━━━━━ MATERIAL PROVIDED ━━━━━

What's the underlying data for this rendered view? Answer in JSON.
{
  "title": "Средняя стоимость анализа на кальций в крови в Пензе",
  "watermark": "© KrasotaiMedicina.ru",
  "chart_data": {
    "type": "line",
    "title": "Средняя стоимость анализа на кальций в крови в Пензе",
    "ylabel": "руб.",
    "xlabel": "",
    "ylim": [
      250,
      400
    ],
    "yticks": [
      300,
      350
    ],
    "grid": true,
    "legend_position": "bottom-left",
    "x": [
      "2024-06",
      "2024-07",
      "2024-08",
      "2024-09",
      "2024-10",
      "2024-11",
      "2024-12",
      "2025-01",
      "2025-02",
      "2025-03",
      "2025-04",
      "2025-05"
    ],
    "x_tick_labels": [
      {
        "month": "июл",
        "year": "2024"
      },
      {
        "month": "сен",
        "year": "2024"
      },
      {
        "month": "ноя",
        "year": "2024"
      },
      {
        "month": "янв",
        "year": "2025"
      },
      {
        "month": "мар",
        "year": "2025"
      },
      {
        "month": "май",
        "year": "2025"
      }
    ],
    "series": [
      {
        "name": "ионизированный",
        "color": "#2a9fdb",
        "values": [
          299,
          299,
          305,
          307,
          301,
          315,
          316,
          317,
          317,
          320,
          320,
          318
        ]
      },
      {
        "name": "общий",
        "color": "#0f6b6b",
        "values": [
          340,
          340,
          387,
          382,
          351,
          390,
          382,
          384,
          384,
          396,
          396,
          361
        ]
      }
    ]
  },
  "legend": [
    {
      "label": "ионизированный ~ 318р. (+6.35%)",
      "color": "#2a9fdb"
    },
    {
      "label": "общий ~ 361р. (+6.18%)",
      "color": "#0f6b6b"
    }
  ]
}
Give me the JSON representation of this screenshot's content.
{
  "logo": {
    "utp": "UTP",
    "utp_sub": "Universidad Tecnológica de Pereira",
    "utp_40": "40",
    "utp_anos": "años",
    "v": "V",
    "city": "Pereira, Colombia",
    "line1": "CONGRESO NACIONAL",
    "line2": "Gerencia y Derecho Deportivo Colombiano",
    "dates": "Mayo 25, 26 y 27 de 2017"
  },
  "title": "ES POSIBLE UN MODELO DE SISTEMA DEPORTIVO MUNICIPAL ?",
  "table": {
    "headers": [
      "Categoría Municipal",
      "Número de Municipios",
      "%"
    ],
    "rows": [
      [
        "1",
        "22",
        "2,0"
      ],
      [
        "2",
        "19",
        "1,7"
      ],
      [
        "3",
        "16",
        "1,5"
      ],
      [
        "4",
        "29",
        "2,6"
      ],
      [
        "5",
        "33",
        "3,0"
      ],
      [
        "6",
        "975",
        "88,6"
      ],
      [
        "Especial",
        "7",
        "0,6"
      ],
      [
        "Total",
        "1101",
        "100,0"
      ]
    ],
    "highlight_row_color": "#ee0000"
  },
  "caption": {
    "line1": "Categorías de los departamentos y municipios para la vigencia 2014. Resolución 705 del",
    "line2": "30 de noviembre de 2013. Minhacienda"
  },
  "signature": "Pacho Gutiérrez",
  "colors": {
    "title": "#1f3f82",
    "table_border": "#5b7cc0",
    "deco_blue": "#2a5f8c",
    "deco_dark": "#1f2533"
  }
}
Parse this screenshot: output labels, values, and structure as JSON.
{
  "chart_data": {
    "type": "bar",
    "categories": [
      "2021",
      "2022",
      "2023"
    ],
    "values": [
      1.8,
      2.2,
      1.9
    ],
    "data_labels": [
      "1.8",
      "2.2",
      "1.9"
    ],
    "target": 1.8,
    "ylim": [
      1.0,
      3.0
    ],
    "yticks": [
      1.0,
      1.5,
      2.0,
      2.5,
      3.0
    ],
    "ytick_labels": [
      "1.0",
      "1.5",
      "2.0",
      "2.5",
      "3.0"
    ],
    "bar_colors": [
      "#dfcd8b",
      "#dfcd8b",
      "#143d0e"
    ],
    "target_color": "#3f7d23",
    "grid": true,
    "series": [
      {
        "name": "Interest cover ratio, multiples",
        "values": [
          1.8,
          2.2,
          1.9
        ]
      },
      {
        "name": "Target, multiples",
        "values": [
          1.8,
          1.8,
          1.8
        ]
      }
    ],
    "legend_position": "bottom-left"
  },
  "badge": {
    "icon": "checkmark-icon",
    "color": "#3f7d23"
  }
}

━━━━━
━━━━━ MATERIAL PROVIDED ━━━━━

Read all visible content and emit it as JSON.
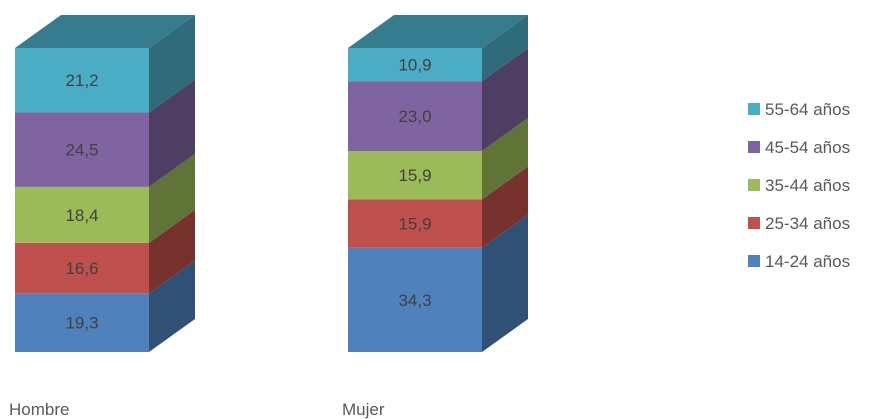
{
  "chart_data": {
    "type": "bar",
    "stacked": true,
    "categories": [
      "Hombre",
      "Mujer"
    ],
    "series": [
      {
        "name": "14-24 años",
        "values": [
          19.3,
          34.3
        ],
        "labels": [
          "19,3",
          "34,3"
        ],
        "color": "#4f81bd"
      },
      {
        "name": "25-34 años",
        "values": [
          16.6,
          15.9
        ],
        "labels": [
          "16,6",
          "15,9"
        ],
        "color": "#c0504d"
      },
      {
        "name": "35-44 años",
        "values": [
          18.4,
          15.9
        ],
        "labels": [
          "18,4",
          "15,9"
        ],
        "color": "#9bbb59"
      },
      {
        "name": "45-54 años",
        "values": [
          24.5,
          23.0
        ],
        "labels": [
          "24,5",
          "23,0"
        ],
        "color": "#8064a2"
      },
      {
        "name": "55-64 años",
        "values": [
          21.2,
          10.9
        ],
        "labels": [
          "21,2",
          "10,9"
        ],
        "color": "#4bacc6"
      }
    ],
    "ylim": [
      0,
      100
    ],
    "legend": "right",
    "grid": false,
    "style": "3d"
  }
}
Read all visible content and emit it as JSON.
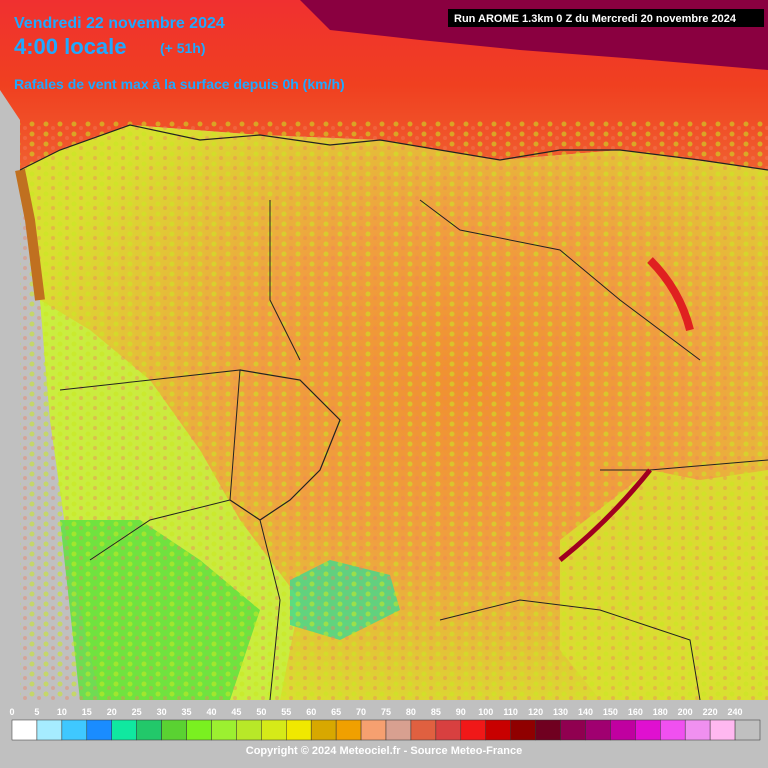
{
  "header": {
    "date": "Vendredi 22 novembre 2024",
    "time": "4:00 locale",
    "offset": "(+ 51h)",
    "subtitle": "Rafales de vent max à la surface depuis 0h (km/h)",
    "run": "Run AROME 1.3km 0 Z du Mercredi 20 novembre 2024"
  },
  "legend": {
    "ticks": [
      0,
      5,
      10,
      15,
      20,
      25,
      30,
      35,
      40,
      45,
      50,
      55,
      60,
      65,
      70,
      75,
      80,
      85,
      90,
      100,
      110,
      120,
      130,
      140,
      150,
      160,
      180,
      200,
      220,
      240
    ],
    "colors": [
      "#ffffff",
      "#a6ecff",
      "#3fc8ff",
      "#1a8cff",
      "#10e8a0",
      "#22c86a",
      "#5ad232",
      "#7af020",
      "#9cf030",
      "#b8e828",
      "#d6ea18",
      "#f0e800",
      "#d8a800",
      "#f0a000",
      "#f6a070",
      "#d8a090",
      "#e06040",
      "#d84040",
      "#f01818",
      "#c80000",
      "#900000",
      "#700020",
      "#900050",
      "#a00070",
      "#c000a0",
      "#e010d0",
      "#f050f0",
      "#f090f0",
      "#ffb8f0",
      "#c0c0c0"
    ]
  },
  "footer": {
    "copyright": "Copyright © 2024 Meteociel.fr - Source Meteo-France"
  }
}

━━━━━
━━━━━ MATERIAL PROVIDED ━━━━━

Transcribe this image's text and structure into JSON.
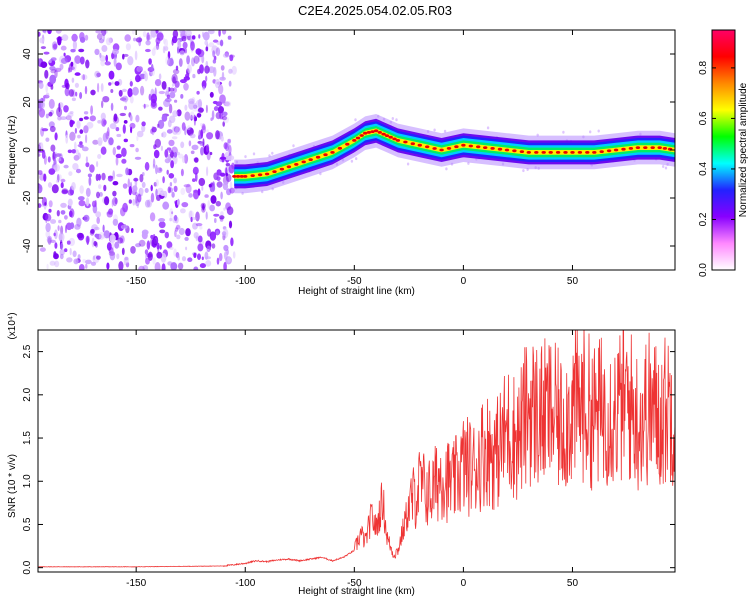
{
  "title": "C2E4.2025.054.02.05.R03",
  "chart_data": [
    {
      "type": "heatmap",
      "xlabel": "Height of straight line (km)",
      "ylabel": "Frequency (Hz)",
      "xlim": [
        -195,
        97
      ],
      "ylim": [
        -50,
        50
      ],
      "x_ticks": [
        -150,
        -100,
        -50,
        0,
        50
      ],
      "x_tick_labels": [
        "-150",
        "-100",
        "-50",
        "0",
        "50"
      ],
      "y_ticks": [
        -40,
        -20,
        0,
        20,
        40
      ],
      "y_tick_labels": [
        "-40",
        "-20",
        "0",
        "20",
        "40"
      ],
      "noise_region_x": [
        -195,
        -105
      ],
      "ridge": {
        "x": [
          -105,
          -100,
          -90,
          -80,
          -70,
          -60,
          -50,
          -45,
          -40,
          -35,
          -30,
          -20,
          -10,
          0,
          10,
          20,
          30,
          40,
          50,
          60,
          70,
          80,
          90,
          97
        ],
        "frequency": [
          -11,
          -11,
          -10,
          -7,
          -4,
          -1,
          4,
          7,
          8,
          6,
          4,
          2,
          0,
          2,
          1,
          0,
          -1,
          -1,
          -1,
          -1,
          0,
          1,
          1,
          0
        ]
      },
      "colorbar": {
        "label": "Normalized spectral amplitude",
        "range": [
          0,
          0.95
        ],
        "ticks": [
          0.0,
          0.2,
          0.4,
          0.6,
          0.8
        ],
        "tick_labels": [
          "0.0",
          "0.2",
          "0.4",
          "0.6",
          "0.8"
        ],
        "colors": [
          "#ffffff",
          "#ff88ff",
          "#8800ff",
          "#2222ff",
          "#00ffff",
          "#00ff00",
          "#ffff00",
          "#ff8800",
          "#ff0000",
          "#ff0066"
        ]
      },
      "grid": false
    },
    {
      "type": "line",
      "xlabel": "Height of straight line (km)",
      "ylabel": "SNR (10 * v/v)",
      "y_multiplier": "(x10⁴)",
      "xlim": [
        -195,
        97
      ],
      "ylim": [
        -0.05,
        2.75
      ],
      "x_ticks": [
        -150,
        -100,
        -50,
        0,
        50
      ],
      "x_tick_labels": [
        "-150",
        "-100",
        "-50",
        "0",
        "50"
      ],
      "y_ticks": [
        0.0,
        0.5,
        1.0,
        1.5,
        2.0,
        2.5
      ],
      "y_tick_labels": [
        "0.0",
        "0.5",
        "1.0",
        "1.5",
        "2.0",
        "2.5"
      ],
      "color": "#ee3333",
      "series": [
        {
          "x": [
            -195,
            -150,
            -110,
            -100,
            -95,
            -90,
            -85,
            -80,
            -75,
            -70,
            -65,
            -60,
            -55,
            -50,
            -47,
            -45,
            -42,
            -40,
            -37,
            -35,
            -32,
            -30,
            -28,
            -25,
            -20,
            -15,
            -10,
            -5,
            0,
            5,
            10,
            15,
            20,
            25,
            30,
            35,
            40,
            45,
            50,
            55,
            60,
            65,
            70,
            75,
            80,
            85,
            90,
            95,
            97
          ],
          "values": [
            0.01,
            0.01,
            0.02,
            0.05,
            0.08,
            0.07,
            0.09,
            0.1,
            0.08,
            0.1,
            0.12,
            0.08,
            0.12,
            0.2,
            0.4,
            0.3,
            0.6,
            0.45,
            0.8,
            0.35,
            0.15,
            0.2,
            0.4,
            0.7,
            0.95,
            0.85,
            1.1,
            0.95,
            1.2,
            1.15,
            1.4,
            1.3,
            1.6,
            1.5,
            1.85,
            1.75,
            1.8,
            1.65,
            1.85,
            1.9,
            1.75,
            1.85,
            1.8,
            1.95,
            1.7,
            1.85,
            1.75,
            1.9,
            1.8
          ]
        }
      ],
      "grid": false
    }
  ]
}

━━━━━

WHAT TO PRODUCE: Select the lines that carry the string "кальций" and copy them.

SOLUTION TO THIS EXERCISE:
  "title": "Средняя стоимость анализа на кальций в крови в Пензе",
    "title": "Средняя стоимость анализа на кальций в крови в Пензе",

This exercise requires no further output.